:: 网页正文 ::

在预测完还要进行最后一非极大抑制和解码，获得预测结果。
解码：

    R = rpn_results[0][:, 2:]
        # print(len(R))
        R[:, 0] = np.array(np.round(R[:, 0] * width / self.config.rpn_stride), dtype=np.int32)
        R[:, 1] = np.array(np.round(R[:, 1] * height / self.config.rpn_stride), dtype=np.int32)
        R[:, 2] = np.array(np.round(R[:, 2] * width / self.config.rpn_stride), dtype=np.int32)
        R[:, 3] = np.array(np.round(R[:, 3] * height / self.config.rpn_stride), dtype=np.int32)

        R[:, 2] -= R[:, 0]
        R[:, 3] -= R[:, 1]
        base_layer = preds[2]

        delete_line = []
        for i, r in enumerate(R):
            if r[2] < 1 or r[3] < 1:
                delete_line.append(i)
        R = np.delete(R, delete_line, axis=0)

        bboxes = []
        probs = []
        labels = []
        for jk in range(R.shape[0] // self.config.num_rois + 1):
            ROIs = np.expand_dims(R[self.config.num_rois * jk:self.config.num_rois * (jk + 1), :], axis=0)

            if ROIs.shape[1] == 0:
                break
            # print(R.shape[0] // self.config.num_rois)

:::
:: 所给数据 ::

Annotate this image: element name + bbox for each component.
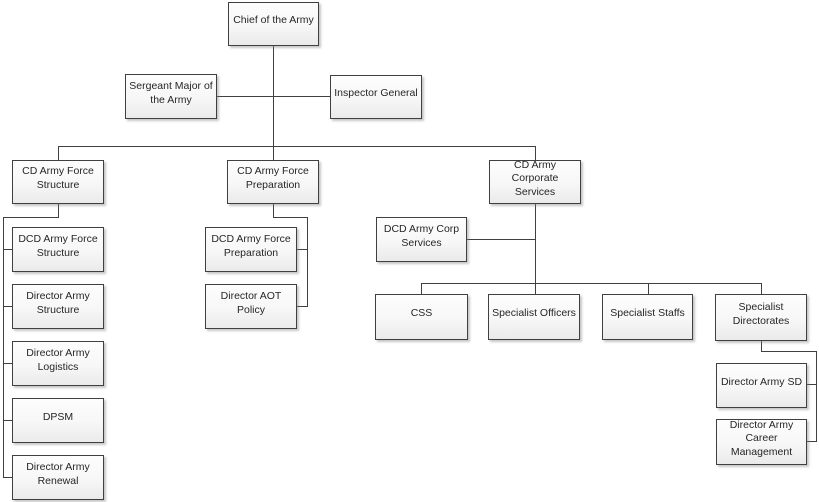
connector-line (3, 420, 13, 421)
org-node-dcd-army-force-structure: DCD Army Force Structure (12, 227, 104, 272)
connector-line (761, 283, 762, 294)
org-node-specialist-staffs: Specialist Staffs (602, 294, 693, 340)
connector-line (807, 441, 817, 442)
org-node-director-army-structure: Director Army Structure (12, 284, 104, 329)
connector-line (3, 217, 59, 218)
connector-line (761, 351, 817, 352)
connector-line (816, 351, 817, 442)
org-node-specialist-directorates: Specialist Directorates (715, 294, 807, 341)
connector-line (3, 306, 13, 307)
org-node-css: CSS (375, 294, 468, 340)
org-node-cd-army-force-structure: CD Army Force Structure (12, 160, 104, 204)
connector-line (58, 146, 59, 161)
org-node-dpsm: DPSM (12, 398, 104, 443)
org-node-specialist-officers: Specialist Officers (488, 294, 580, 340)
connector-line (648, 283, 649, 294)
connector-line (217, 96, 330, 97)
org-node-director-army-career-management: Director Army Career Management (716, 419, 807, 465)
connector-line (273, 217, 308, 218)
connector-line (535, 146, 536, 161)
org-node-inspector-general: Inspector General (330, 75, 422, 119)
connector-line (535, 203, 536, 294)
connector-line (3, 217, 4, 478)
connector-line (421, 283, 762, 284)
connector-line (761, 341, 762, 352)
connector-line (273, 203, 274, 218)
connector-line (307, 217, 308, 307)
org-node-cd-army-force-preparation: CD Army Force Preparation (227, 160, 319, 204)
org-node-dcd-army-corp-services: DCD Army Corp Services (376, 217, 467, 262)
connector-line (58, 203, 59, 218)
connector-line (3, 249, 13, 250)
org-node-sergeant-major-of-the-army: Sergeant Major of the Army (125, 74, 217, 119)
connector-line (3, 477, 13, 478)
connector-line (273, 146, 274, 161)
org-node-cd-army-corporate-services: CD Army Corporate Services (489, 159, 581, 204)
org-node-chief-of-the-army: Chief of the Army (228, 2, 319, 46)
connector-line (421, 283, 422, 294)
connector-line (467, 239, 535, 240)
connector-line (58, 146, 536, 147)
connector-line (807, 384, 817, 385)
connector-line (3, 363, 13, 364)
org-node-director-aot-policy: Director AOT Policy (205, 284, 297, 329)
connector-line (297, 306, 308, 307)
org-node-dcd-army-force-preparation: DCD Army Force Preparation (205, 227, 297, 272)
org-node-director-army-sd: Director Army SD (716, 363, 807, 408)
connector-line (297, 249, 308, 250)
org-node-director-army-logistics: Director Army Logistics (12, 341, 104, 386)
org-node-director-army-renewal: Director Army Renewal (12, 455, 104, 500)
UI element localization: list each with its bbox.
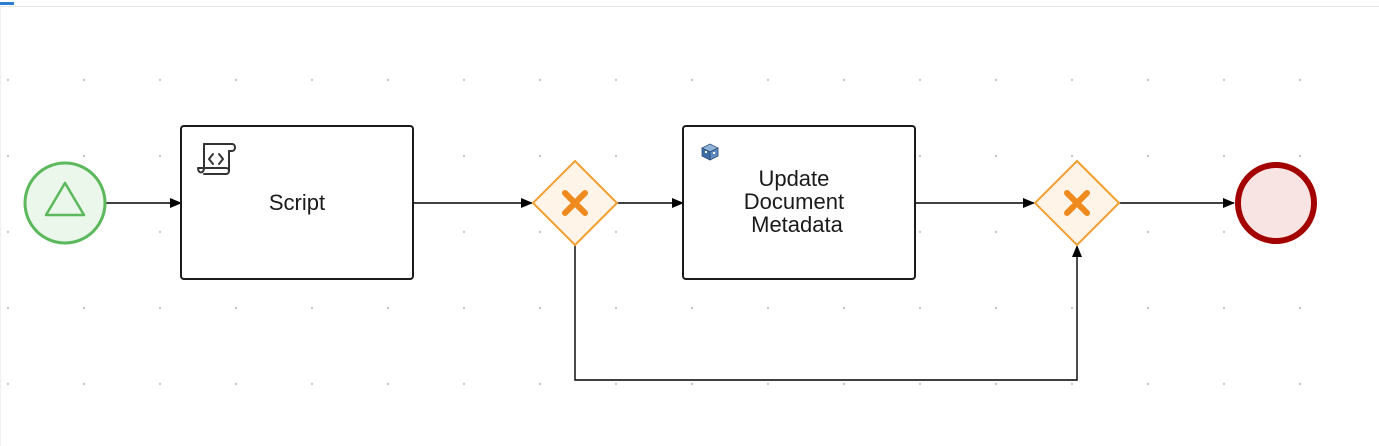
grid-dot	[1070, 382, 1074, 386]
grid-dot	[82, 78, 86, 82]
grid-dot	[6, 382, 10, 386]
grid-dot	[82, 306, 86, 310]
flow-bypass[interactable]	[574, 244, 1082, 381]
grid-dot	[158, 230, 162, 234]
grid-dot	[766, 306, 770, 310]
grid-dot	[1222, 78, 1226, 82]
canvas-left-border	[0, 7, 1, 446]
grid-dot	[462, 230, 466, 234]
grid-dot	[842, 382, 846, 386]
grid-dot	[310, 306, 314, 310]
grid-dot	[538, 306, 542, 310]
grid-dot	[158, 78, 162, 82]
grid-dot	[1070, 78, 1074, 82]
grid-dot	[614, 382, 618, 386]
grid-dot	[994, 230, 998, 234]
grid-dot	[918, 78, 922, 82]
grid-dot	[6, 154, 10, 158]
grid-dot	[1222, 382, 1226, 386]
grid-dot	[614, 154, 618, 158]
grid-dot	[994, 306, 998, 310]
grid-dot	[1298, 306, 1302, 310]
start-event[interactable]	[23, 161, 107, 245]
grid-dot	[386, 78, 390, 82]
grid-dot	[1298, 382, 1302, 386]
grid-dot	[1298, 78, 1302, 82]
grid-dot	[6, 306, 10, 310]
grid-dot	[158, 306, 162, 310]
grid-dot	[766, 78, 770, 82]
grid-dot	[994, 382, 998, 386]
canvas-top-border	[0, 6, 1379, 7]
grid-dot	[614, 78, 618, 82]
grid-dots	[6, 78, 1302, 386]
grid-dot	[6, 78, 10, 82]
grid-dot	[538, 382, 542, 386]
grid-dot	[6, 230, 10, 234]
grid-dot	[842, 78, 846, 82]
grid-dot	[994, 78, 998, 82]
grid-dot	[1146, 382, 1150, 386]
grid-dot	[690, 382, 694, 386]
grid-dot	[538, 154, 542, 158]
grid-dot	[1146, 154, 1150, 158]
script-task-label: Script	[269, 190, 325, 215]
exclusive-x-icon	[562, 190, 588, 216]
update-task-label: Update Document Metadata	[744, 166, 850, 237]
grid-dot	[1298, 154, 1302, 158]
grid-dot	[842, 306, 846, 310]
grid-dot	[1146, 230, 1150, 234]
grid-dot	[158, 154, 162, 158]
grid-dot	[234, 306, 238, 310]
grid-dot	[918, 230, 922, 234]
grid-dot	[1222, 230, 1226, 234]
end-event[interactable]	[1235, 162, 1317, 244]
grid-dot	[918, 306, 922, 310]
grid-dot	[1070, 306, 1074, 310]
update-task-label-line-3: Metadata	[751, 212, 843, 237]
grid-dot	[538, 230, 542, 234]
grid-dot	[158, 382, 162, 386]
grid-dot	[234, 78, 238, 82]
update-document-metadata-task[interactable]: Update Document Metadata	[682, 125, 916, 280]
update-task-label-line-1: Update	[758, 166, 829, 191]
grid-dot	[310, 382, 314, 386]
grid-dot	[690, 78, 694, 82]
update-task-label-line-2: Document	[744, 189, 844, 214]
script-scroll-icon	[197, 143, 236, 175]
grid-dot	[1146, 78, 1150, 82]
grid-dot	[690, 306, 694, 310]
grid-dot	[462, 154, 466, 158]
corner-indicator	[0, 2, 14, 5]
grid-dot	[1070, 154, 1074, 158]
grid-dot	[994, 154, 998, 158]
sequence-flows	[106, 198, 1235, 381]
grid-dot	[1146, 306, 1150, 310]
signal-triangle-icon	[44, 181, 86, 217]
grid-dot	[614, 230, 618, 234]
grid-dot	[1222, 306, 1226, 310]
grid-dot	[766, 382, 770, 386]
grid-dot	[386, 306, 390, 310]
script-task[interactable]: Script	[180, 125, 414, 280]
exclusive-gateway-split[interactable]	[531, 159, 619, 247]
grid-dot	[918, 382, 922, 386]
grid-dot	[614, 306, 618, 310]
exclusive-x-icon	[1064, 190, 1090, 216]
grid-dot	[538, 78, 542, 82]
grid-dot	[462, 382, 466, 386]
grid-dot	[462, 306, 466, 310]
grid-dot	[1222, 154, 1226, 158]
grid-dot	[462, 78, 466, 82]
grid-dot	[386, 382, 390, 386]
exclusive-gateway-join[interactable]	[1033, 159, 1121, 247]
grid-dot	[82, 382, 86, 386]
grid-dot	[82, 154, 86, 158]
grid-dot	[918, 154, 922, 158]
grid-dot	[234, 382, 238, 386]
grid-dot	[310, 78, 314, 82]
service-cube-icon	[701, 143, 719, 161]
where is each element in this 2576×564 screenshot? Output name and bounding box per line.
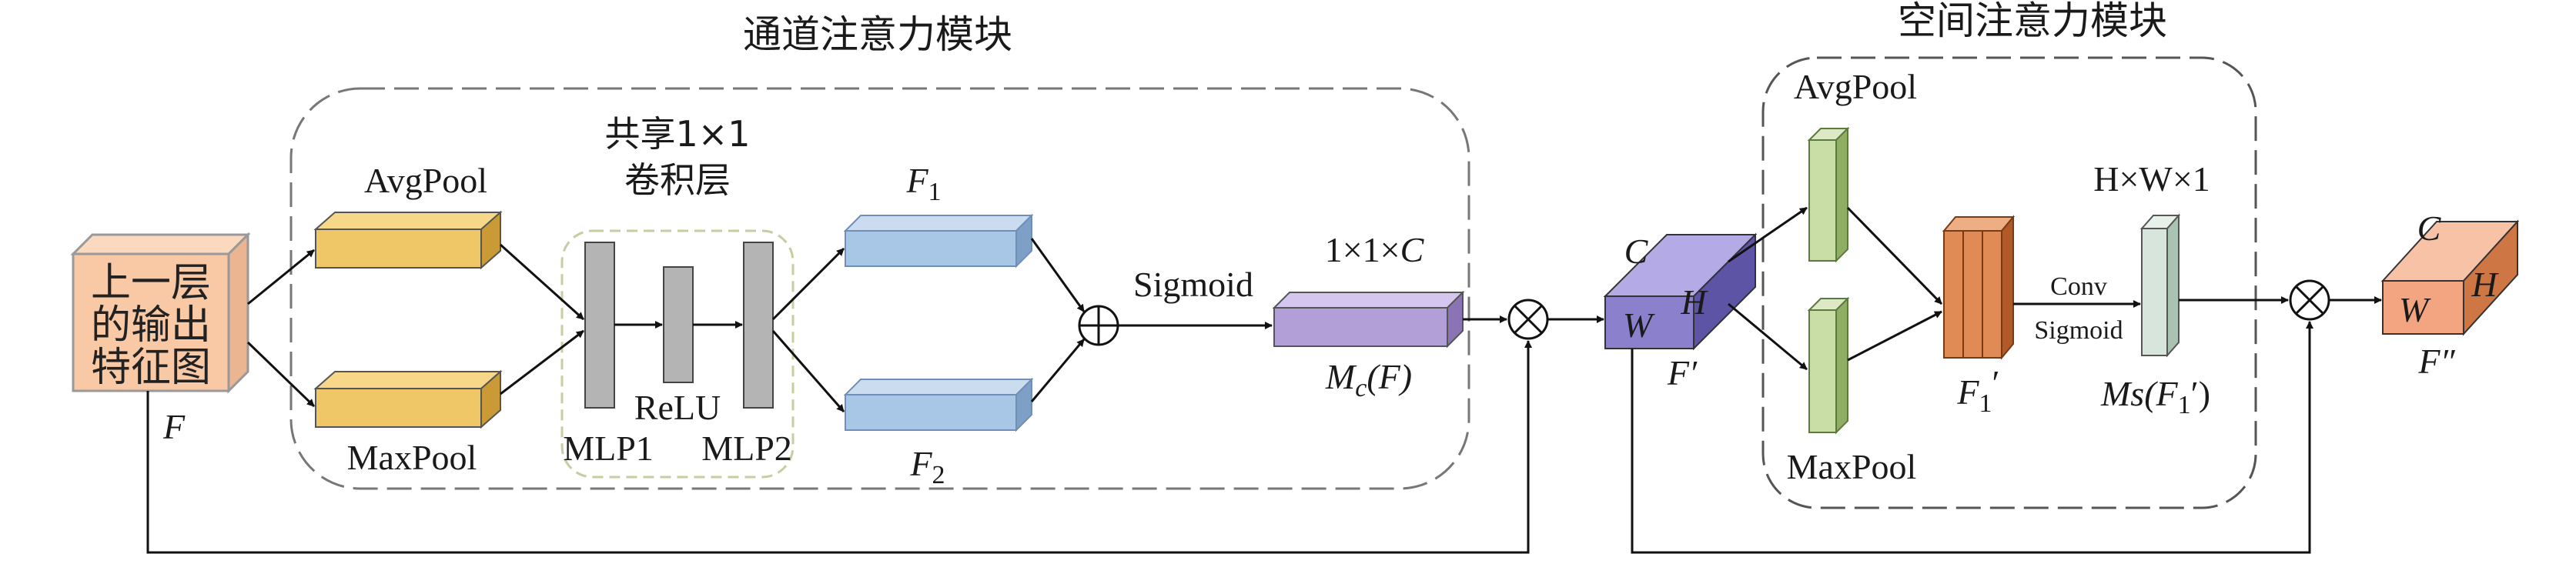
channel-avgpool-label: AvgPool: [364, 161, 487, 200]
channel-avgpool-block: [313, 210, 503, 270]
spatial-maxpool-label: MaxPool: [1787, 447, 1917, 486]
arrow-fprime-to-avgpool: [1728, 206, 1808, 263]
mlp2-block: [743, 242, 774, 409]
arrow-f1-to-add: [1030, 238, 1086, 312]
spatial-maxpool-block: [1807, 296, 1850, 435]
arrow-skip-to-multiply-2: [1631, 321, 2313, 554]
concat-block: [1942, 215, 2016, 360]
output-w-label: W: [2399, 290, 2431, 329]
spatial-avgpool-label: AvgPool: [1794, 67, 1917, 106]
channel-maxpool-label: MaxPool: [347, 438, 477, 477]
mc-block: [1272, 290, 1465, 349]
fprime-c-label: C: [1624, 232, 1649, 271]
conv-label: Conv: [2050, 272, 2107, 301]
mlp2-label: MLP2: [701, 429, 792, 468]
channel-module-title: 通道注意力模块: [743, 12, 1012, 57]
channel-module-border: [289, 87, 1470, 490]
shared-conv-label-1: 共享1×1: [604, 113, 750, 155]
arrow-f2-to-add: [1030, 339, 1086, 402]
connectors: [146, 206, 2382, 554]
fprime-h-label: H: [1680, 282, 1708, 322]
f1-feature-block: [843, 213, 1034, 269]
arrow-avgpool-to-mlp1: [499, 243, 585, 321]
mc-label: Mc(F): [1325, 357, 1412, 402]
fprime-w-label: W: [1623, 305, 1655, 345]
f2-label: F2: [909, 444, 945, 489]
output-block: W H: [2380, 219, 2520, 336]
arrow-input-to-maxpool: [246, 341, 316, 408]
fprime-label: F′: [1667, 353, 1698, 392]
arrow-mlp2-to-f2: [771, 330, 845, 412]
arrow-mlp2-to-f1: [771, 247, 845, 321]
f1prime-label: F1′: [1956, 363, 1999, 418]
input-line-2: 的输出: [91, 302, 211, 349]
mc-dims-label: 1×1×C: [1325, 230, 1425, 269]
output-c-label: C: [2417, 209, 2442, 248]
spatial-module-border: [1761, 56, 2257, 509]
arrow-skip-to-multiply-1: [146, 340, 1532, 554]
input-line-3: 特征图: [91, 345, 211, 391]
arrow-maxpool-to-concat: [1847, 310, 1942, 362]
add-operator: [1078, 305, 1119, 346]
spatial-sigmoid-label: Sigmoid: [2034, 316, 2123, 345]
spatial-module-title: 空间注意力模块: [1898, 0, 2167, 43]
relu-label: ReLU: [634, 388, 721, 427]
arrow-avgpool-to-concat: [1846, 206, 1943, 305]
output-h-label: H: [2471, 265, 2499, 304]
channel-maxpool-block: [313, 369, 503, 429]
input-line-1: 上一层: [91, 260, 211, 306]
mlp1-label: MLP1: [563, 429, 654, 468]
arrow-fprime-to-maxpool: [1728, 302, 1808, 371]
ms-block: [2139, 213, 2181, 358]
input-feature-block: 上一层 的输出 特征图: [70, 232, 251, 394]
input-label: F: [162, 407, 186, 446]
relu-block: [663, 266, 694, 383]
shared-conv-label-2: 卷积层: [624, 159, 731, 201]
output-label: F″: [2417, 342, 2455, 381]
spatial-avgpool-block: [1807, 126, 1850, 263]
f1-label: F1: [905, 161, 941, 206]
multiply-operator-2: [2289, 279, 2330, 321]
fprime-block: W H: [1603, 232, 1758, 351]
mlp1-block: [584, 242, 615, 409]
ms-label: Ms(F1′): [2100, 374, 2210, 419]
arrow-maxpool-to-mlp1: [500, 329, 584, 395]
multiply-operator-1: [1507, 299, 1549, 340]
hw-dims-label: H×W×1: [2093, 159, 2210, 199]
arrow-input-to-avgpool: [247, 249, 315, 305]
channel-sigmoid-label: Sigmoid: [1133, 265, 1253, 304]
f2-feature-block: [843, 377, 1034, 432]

:::

_任务目标:_ 请从这段解码代码说明最后一行之后接着往下写。 所给数据和这段解码代码说明没有关系。

_最终结果:_
            if jk == R.shape[0] // self.config.num_rois:
                # pad R
                curr_shape = ROIs.shape
                target_shape = (curr_shape[0], self.config.num_rois, curr_shape[2])
                ROIs_padded = np.zeros(target_shape).astype(ROIs.dtype)
                ROIs_padded[:, :curr_shape[1], :] = ROIs
                print( ROIs[0, 0, :])
                ROIs_padded[0, curr_shape[1]:, :] = ROIs[0, 0, :]
                ROIs = ROIs_padded

            [P_cls, P_regr] = self.model_classifier.predict([base_layer, ROIs])

            for ii in range(P_cls.shape[1]):
                if np.max(P_cls[0, ii, :-1]) < self.confidence:
                    continue

                label = np.argmax(P_cls[0, ii, :-1])

                (x, y, w, h) = ROIs[0, ii, :]

                cls_num = np.argmax(P_cls[0, ii, :-1])

                (tx, ty, tw, th) = P_regr[0, ii, 4 * cls_num:4 * (cls_num + 1)]
                tx /= self.config.classifier_regr_std[0]
                ty /= self.config.classifier_regr_std[1]
                tw /= self.config.classifier_regr_std[2]
                th /= self.config.classifier_regr_std[3]

                cx = x + w / 2.
                cy = y + h / 2.
                cx1 = tx * w + cx
                cy1 = ty * h + cy
                w1 = math.exp(tw) * w
                h1 = math.exp(th) * h

                x1 = cx1 - w1 / 2.
                y1 = cy1 - h1 / 2.

                x2 = cx1 + w1 / 2
                y2 = cy1 + h1 / 2

                x1 = int(round(x1))
                y1 = int(round(y1))
                x2 = int(round(x2))
                y2 = int(round(y2))

                bboxes.append([x1, y1, x2, y2])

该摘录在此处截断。